SHORT TASK: Going through the material below, please gather all lines with the word "triangle" in them.

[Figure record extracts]
=======

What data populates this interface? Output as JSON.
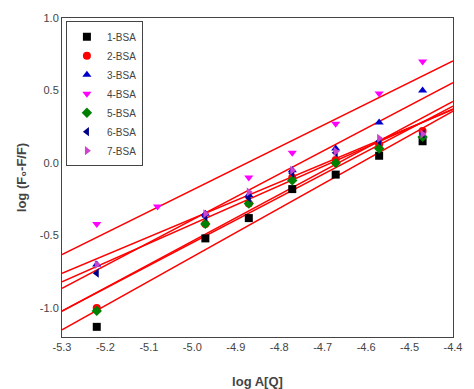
{
  "chart_data": {
    "type": "scatter",
    "xlabel": "log A[Q]",
    "ylabel": "log (F₀-F/F)",
    "xlim": [
      -5.3,
      -4.4
    ],
    "ylim": [
      -1.2,
      1.0
    ],
    "xticks": [
      -5.3,
      -5.2,
      -5.1,
      {
        "value": -5.0,
        "label": "-5.0"
      },
      -4.9,
      -4.8,
      -4.7,
      -4.6,
      -4.5,
      -4.4
    ],
    "yticks": [
      {
        "value": -1.0,
        "label": "-1.0"
      },
      -0.5,
      {
        "value": 0.0,
        "label": "0.0"
      },
      0.5,
      {
        "value": 1.0,
        "label": "1.0"
      }
    ],
    "grid": false,
    "legend": "upper left",
    "background_color": "#ffffff",
    "series": [
      {
        "name": "1-BSA",
        "color": "black",
        "marker": "square",
        "x": [
          -5.22,
          -4.97,
          -4.87,
          -4.77,
          -4.67,
          -4.57,
          -4.47
        ],
        "values": [
          -1.13,
          -0.52,
          -0.38,
          -0.18,
          -0.08,
          0.05,
          0.15
        ],
        "fit": {
          "x": [
            -5.3,
            -4.4
          ],
          "values": [
            -1.1513,
            0.3577
          ],
          "color": "#ff0000"
        }
      },
      {
        "name": "2-BSA",
        "color": "#ff0000",
        "marker": "circle",
        "x": [
          -5.22,
          -4.97,
          -4.87,
          -4.77,
          -4.67,
          -4.57,
          -4.47
        ],
        "values": [
          -1.0,
          -0.42,
          -0.28,
          -0.1,
          0.02,
          0.13,
          0.22
        ],
        "fit": {
          "x": [
            -5.3,
            -4.4
          ],
          "values": [
            -1.0213,
            0.4245
          ],
          "color": "#ff0000"
        }
      },
      {
        "name": "3-BSA",
        "color": "#0000cc",
        "marker": "triangle-up",
        "x": [
          -5.22,
          -4.97,
          -4.87,
          -4.77,
          -4.67,
          -4.57,
          -4.47
        ],
        "values": [
          -0.7,
          -0.35,
          -0.22,
          -0.05,
          0.1,
          0.28,
          0.5
        ],
        "fit": {
          "x": [
            -5.3,
            -4.4
          ],
          "values": [
            -0.8644,
            0.5541
          ],
          "color": "#ff0000"
        }
      },
      {
        "name": "4-BSA",
        "color": "#ff00ff",
        "marker": "triangle-down",
        "x": [
          -5.22,
          -5.08,
          -4.87,
          -4.77,
          -4.67,
          -4.57,
          -4.47
        ],
        "values": [
          -0.42,
          -0.3,
          -0.1,
          0.07,
          0.27,
          0.48,
          0.7
        ],
        "fit": {
          "x": [
            -5.3,
            -4.4
          ],
          "values": [
            -0.631,
            0.7038
          ],
          "color": "#ff0000"
        }
      },
      {
        "name": "5-BSA",
        "color": "#008000",
        "marker": "diamond",
        "x": [
          -5.22,
          -4.97,
          -4.87,
          -4.77,
          -4.67,
          -4.57,
          -4.47
        ],
        "values": [
          -1.02,
          -0.42,
          -0.28,
          -0.12,
          0.0,
          0.1,
          0.18
        ],
        "fit": {
          "x": [
            -5.3,
            -4.4
          ],
          "values": [
            -1.0218,
            0.3921
          ],
          "color": "#ff0000"
        }
      },
      {
        "name": "6-BSA",
        "color": "#00008b",
        "marker": "triangle-left",
        "x": [
          -5.22,
          -4.97,
          -4.87,
          -4.77,
          -4.67,
          -4.57,
          -4.47
        ],
        "values": [
          -0.76,
          -0.37,
          -0.24,
          -0.07,
          0.07,
          0.15,
          0.2
        ],
        "fit": {
          "x": [
            -5.3,
            -4.4
          ],
          "values": [
            -0.8187,
            0.3723
          ],
          "color": "#ff0000"
        }
      },
      {
        "name": "7-BSA",
        "color": "#cc44cc",
        "marker": "triangle-right",
        "x": [
          -5.22,
          -4.97,
          -4.87,
          -4.77,
          -4.67,
          -4.57,
          -4.47
        ],
        "values": [
          -0.7,
          -0.35,
          -0.2,
          -0.05,
          0.08,
          0.17,
          0.2
        ],
        "fit": {
          "x": [
            -5.3,
            -4.4
          ],
          "values": [
            -0.76,
            0.3701
          ],
          "color": "#ff0000"
        }
      }
    ]
  }
}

=======

COMPLETED TASK:
        "marker": "triangle-up",
        "marker": "triangle-down",
        "marker": "triangle-left",
        "marker": "triangle-right",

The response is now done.